**Exercise task**.
Output the records exactly. Include every line.

**Material for this task**.
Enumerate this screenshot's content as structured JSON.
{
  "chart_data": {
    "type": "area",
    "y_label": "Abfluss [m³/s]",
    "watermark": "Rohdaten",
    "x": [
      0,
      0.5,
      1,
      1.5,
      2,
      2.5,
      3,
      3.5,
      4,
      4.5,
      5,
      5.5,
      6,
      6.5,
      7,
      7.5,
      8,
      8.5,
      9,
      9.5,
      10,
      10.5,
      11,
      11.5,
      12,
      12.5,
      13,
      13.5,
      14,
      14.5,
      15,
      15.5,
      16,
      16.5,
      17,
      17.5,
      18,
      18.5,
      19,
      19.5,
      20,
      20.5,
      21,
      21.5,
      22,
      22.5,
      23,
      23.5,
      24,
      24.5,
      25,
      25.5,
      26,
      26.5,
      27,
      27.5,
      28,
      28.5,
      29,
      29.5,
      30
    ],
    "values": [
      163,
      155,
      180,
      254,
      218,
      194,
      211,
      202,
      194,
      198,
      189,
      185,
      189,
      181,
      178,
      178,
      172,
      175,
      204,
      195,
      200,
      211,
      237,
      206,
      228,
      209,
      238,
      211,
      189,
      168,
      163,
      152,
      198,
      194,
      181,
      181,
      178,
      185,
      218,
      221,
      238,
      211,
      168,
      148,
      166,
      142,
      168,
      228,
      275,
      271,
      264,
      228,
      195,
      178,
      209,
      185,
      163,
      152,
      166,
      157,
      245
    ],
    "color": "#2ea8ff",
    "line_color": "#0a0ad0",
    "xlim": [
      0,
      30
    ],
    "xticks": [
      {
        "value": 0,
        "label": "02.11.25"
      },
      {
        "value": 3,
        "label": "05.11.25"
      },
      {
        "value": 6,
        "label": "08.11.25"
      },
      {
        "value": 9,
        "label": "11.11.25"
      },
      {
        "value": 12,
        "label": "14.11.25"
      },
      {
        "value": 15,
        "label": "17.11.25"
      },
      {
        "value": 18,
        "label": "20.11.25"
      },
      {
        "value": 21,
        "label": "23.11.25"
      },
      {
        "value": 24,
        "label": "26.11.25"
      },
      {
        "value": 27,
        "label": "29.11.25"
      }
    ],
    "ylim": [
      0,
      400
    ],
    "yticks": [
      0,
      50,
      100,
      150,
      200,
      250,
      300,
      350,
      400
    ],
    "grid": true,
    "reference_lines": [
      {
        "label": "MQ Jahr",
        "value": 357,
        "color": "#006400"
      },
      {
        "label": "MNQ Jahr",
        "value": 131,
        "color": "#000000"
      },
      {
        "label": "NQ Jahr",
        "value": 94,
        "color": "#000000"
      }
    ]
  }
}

**Task output**.
Enumerate this screenshot's content as structured JSON.
{
  "chart_data": {
    "type": "area",
    "y_label": "Abfluss [m³/s]",
    "watermark": "Rohdaten",
    "x": [
      0,
      0.5,
      1,
      1.5,
      2,
      2.5,
      3,
      3.5,
      4,
      4.5,
      5,
      5.5,
      6,
      6.5,
      7,
      7.5,
      8,
      8.5,
      9,
      9.5,
      10,
      10.5,
      11,
      11.5,
      12,
      12.5,
      13,
      13.5,
      14,
      14.5,
      15,
      15.5,
      16,
      16.5,
      17,
      17.5,
      18,
      18.5,
      19,
      19.5,
      20,
      20.5,
      21,
      21.5,
      22,
      22.5,
      23,
      23.5,
      24,
      24.5,
      25,
      25.5,
      26,
      26.5,
      27,
      27.5,
      28,
      28.5,
      29,
      29.5,
      30
    ],
    "values": [
      163,
      155,
      180,
      254,
      218,
      194,
      211,
      202,
      194,
      198,
      189,
      185,
      189,
      181,
      178,
      178,
      172,
      175,
      204,
      195,
      200,
      211,
      237,
      206,
      228,
      209,
      238,
      211,
      189,
      168,
      163,
      152,
      198,
      194,
      181,
      181,
      178,
      185,
      218,
      221,
      238,
      211,
      168,
      148,
      166,
      142,
      168,
      228,
      275,
      271,
      264,
      228,
      195,
      178,
      209,
      185,
      163,
      152,
      166,
      157,
      245
    ],
    "color": "#2ea8ff",
    "line_color": "#0a0ad0",
    "xlim": [
      0,
      30
    ],
    "xticks": [
      {
        "value": 0,
        "label": "02.11.25"
      },
      {
        "value": 3,
        "label": "05.11.25"
      },
      {
        "value": 6,
        "label": "08.11.25"
      },
      {
        "value": 9,
        "label": "11.11.25"
      },
      {
        "value": 12,
        "label": "14.11.25"
      },
      {
        "value": 15,
        "label": "17.11.25"
      },
      {
        "value": 18,
        "label": "20.11.25"
      },
      {
        "value": 21,
        "label": "23.11.25"
      },
      {
        "value": 24,
        "label": "26.11.25"
      },
      {
        "value": 27,
        "label": "29.11.25"
      }
    ],
    "ylim": [
      0,
      400
    ],
    "yticks": [
      0,
      50,
      100,
      150,
      200,
      250,
      300,
      350,
      400
    ],
    "grid": true,
    "reference_lines": [
      {
        "label": "MQ Jahr",
        "value": 357,
        "color": "#006400"
      },
      {
        "label": "MNQ Jahr",
        "value": 131,
        "color": "#000000"
      },
      {
        "label": "NQ Jahr",
        "value": 94,
        "color": "#000000"
      }
    ]
  }
}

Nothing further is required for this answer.